→ **EXERCISE DIRECTIONS**: Show, in full, each line of the data that contains "text".

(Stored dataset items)
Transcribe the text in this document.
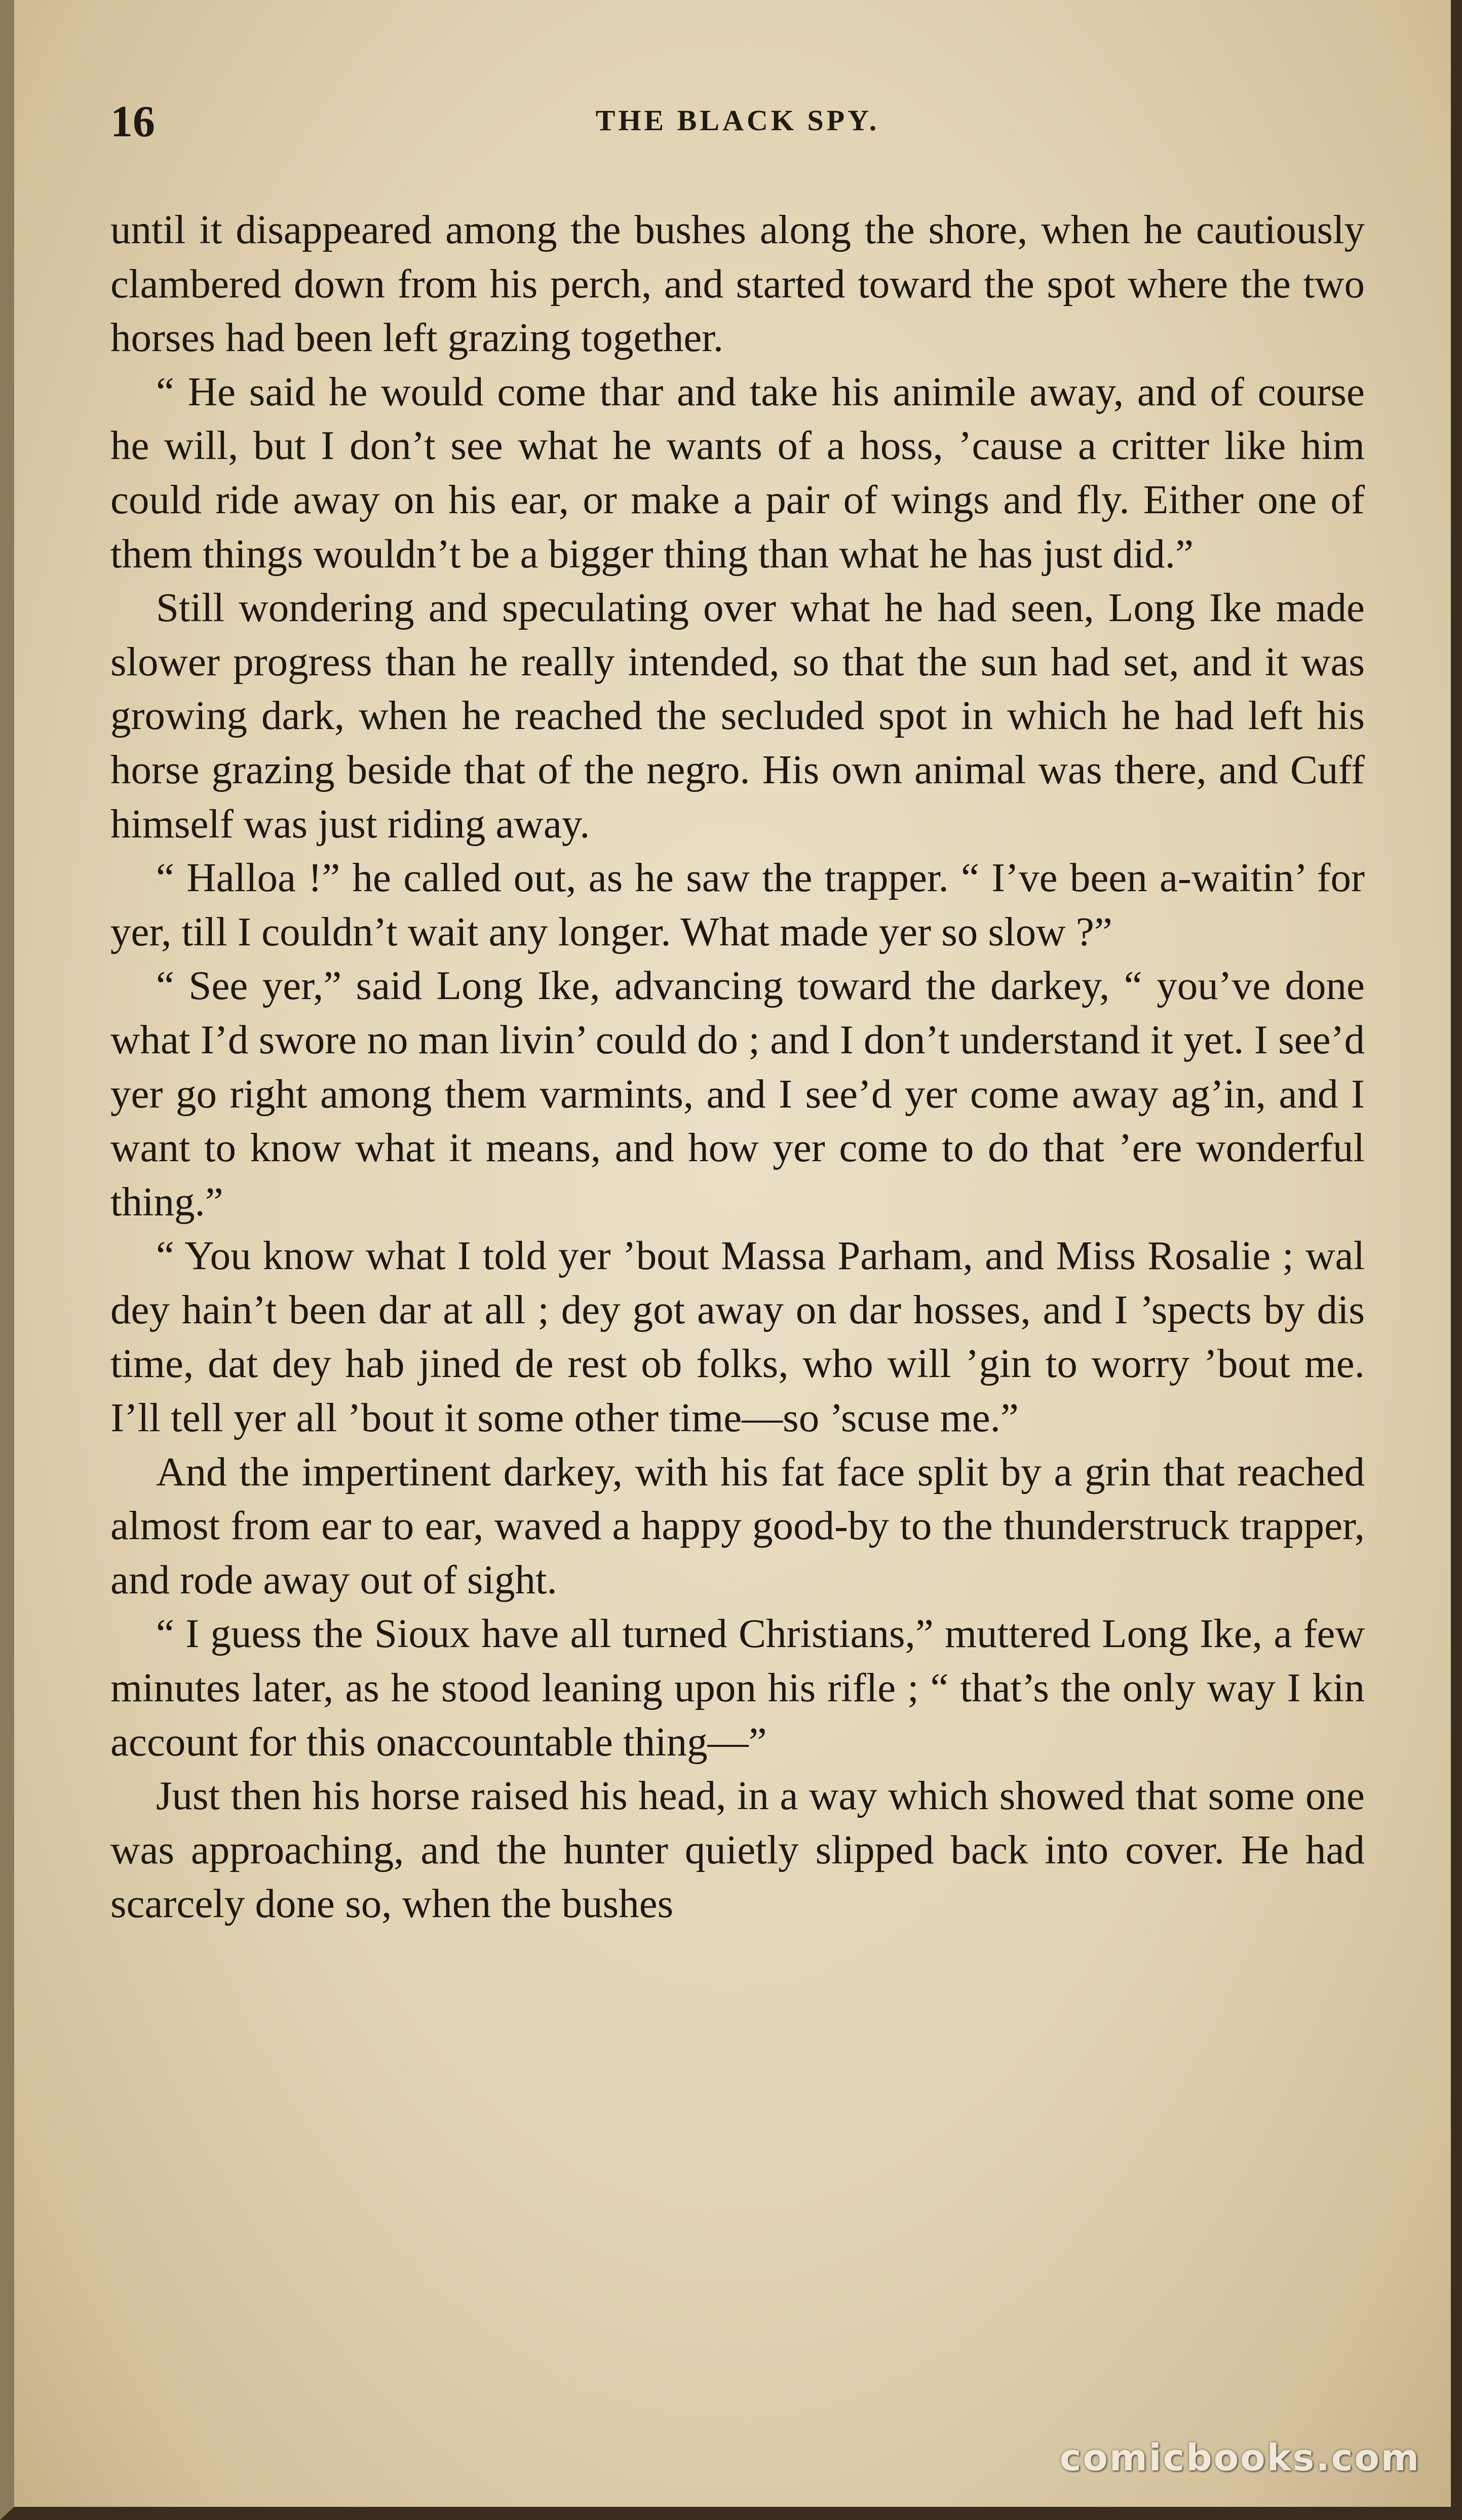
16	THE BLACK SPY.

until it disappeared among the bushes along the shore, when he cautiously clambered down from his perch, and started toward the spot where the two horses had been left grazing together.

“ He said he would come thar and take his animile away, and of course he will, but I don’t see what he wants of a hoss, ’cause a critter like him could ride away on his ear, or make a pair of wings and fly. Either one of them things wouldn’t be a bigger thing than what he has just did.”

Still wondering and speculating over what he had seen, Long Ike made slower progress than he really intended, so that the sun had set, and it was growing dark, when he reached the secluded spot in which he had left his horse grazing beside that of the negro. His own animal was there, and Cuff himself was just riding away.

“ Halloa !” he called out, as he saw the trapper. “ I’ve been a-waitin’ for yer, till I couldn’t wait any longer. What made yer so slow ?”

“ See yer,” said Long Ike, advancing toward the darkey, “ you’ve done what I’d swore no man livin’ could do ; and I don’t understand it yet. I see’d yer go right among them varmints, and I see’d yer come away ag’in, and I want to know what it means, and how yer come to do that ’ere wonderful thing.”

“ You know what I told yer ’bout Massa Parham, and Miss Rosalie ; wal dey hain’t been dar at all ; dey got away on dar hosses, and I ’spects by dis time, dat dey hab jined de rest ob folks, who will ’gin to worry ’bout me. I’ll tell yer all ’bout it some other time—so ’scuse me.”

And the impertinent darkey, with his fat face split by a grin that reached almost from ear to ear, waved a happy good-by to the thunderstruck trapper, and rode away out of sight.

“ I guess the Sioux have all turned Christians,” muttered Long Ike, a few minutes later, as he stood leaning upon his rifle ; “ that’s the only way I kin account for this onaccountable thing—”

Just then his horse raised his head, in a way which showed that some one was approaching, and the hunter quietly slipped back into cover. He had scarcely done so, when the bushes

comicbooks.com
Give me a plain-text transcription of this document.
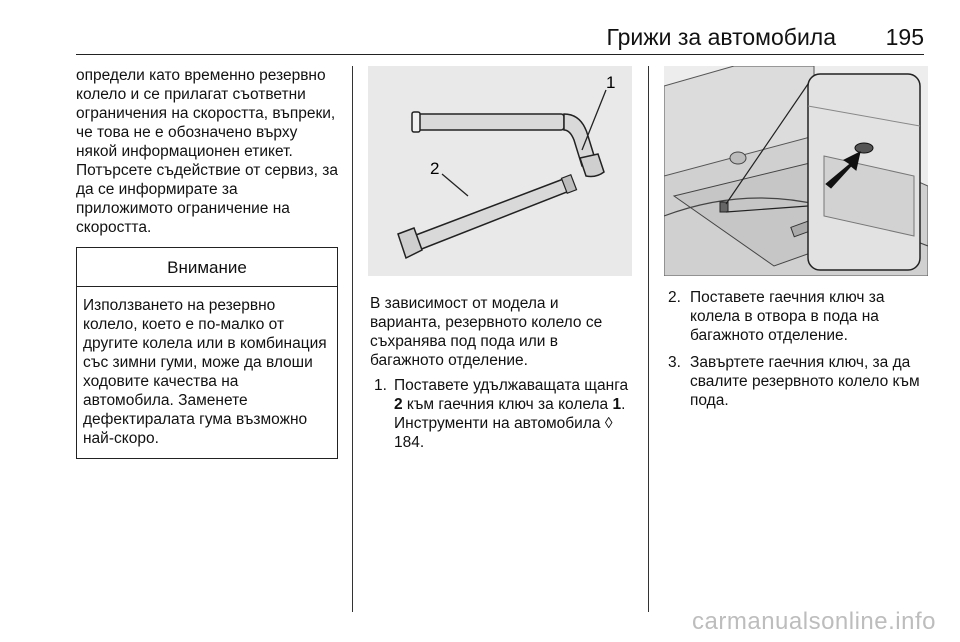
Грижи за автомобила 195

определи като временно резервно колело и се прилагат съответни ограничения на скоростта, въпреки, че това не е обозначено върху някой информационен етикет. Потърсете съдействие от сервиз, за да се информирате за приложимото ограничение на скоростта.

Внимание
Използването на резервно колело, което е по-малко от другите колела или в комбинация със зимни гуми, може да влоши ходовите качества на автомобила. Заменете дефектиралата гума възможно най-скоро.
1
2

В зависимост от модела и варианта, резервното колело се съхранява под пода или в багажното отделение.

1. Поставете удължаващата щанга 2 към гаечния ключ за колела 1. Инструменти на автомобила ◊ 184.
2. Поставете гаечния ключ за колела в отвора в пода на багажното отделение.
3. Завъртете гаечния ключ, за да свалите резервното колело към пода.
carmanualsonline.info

→ **CORRECT RESPONSE**:
Transcribe the text in this document.
Give me a plain-text transcription of this document.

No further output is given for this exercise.